(Rows from a figure dataset)
·····
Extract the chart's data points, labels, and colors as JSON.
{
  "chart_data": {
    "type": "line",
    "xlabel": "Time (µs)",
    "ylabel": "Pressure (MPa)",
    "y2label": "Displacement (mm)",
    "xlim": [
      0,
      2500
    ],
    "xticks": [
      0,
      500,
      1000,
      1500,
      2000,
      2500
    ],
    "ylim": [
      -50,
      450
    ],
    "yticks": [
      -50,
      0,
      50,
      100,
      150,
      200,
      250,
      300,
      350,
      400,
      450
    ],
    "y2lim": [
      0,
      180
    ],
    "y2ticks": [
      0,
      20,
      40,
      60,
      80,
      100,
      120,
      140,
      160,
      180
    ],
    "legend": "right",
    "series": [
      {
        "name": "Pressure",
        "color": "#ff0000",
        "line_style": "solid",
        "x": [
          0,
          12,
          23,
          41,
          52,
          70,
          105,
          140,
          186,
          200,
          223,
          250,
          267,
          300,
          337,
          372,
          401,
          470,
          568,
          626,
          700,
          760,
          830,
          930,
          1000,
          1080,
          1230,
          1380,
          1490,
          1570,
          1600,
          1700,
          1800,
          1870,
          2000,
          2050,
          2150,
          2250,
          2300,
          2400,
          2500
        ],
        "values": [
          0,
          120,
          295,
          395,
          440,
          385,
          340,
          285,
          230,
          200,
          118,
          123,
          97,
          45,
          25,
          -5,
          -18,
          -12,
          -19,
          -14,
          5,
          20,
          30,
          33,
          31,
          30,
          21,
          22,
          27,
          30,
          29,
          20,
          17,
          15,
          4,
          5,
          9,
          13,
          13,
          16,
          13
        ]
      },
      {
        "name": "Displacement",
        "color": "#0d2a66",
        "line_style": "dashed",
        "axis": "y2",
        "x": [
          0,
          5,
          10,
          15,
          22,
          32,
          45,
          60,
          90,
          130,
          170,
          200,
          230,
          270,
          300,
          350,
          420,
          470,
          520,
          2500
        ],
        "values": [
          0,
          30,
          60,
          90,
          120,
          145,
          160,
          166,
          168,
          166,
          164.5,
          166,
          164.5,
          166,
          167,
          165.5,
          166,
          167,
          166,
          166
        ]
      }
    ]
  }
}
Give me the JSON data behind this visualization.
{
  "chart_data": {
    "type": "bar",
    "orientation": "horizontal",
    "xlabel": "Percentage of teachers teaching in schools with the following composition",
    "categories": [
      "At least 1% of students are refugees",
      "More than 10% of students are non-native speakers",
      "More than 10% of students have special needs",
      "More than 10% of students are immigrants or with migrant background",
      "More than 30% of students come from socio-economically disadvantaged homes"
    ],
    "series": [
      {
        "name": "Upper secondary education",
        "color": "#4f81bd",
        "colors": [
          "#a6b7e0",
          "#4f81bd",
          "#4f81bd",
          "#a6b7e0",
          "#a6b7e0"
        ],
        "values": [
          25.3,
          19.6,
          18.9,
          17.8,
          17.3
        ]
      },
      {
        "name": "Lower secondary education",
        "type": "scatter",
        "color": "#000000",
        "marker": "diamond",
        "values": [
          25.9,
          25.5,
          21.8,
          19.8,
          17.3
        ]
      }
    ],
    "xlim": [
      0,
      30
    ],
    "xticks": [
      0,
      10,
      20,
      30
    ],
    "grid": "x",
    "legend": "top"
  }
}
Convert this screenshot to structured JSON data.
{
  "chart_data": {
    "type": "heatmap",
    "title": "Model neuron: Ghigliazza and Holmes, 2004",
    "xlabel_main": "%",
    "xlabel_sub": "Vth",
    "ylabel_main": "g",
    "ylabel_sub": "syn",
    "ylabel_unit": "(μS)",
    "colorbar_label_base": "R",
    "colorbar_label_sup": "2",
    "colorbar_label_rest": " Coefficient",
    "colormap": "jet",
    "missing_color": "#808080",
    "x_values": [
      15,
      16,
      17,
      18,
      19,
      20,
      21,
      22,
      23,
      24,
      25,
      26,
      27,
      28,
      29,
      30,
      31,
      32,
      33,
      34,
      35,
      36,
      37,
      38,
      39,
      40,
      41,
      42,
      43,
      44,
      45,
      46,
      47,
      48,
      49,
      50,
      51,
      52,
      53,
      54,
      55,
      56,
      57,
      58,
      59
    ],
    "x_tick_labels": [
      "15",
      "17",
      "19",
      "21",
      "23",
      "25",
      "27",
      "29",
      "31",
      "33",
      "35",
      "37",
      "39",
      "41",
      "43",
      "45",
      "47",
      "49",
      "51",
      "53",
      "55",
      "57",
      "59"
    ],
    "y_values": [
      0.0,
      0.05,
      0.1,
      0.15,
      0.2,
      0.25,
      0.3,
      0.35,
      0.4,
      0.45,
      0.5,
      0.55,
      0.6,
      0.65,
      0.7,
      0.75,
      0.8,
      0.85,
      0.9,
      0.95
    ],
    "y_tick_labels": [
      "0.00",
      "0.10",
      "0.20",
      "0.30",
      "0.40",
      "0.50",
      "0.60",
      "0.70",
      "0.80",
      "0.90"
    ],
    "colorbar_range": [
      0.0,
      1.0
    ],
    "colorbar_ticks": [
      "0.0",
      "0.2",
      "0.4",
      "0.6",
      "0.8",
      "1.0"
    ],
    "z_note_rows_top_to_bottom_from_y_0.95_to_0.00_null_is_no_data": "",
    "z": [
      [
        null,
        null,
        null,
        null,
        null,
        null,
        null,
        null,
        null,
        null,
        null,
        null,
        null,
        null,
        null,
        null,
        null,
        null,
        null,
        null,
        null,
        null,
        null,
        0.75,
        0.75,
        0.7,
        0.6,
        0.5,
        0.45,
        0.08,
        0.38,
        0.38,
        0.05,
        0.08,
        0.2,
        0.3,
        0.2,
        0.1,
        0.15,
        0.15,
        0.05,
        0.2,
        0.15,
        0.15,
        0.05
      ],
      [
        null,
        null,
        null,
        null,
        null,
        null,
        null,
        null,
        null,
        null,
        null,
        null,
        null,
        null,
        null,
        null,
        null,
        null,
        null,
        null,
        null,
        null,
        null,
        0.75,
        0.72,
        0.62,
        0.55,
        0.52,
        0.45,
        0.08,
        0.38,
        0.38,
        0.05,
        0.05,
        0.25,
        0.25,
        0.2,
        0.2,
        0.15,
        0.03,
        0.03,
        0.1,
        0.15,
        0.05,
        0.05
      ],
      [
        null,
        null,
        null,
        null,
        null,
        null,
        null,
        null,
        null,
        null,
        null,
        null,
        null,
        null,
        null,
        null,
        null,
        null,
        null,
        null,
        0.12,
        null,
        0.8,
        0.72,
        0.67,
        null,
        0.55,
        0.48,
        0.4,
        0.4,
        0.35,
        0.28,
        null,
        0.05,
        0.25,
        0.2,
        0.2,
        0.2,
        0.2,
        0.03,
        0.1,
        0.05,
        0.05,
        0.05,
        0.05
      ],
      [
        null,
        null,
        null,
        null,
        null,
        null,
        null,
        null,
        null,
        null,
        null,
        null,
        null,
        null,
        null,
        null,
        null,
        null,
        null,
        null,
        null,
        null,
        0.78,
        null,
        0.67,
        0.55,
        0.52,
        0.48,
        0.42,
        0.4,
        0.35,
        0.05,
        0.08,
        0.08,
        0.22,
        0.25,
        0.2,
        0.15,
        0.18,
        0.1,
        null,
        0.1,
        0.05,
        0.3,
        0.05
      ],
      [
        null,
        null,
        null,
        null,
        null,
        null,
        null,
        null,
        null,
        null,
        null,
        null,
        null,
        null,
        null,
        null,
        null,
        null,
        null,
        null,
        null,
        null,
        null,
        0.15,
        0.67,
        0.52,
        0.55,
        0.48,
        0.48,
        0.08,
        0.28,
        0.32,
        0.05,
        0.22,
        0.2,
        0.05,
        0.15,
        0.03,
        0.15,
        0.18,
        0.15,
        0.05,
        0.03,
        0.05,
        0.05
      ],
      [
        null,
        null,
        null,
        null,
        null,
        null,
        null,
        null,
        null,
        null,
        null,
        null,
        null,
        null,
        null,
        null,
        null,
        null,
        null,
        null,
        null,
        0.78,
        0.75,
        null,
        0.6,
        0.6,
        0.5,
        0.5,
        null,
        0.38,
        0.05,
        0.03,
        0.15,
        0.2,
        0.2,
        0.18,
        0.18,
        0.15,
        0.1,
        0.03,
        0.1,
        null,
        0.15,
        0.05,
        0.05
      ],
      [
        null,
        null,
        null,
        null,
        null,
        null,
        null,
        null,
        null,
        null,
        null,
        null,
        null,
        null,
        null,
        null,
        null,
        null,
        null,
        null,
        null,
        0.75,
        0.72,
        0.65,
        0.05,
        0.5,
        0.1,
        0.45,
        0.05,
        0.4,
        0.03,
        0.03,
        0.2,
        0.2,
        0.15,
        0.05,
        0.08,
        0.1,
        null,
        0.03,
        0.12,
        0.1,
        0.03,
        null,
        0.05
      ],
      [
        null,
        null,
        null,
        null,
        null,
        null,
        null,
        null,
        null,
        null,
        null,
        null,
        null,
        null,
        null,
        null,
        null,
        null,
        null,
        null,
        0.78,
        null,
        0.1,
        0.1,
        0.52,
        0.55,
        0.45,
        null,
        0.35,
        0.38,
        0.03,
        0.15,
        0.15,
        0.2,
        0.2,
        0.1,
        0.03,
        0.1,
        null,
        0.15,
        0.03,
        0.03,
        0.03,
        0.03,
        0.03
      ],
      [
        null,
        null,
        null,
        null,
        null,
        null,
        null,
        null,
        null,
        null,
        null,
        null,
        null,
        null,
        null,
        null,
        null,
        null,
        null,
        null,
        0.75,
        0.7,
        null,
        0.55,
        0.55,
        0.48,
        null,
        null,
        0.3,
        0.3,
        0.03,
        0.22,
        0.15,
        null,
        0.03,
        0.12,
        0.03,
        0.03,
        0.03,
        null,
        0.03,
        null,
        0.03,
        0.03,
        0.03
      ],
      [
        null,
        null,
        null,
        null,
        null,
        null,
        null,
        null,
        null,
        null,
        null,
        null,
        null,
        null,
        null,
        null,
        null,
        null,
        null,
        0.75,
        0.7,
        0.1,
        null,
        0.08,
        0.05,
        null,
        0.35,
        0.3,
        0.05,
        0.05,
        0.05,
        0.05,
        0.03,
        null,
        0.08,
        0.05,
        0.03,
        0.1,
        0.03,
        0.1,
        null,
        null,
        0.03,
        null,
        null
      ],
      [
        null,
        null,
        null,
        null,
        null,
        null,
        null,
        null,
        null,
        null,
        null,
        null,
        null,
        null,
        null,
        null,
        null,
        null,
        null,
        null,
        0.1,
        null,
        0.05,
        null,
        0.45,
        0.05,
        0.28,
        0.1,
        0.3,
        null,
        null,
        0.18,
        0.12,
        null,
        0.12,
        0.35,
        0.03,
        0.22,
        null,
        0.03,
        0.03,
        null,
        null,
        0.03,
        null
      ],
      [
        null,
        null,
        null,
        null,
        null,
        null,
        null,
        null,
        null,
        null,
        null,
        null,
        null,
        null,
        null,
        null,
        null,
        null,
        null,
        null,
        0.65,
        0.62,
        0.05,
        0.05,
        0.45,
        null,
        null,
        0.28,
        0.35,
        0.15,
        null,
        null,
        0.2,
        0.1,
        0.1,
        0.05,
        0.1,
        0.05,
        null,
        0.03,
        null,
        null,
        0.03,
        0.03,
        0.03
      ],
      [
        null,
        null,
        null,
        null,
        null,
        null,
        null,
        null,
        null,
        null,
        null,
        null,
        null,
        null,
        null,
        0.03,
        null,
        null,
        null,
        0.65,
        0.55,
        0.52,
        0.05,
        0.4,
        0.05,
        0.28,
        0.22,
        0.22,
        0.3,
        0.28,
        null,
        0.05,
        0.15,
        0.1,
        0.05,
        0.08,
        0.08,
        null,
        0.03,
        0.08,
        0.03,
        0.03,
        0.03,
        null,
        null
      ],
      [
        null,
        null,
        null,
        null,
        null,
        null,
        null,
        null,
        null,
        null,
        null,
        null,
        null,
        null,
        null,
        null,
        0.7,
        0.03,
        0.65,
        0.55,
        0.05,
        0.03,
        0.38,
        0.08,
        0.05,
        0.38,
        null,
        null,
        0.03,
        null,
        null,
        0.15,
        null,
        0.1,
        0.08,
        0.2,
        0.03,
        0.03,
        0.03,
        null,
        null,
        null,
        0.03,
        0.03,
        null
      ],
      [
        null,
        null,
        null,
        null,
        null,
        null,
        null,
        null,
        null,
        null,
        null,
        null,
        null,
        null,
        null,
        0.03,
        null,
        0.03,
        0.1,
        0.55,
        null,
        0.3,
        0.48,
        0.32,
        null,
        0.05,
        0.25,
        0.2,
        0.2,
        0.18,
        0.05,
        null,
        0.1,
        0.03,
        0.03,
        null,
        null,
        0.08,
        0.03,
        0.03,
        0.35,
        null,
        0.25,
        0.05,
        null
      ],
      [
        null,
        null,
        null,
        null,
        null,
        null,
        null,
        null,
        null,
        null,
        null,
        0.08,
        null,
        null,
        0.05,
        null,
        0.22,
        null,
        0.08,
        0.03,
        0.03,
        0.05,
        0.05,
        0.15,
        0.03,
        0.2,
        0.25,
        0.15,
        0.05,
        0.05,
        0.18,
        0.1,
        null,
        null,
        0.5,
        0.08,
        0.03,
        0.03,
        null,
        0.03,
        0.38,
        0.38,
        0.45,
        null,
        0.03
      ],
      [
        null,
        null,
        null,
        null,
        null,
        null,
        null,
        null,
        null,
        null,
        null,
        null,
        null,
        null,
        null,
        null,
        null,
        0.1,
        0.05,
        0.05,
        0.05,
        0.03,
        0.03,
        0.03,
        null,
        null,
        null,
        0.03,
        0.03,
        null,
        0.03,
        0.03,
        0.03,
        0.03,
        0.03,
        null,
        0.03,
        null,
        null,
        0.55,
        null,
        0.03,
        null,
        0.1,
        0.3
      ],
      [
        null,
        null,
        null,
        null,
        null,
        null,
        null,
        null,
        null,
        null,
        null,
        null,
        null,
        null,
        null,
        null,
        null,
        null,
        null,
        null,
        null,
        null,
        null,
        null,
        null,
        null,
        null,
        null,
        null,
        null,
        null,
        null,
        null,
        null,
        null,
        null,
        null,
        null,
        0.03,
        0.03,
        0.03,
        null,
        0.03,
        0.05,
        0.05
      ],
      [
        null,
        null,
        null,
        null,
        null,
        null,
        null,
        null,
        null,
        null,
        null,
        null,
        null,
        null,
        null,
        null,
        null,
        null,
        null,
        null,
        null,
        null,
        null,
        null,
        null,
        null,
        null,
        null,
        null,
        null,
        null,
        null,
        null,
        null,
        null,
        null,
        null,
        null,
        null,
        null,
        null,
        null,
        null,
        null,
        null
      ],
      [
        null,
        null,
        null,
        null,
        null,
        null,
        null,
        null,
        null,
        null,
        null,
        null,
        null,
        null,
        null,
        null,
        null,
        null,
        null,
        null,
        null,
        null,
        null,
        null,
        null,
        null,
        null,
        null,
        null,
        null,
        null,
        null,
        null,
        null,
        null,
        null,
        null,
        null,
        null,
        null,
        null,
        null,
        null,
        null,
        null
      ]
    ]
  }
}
·····
Exercise description
Check every line of the data above for the string "More", and copy those that have it.

Correct response
      "More than 10% of students are non-native speakers",
      "More than 10% of students have special needs",
      "More than 10% of students are immigrants or with migrant background",
      "More than 30% of students come from socio-economically disadvantaged homes"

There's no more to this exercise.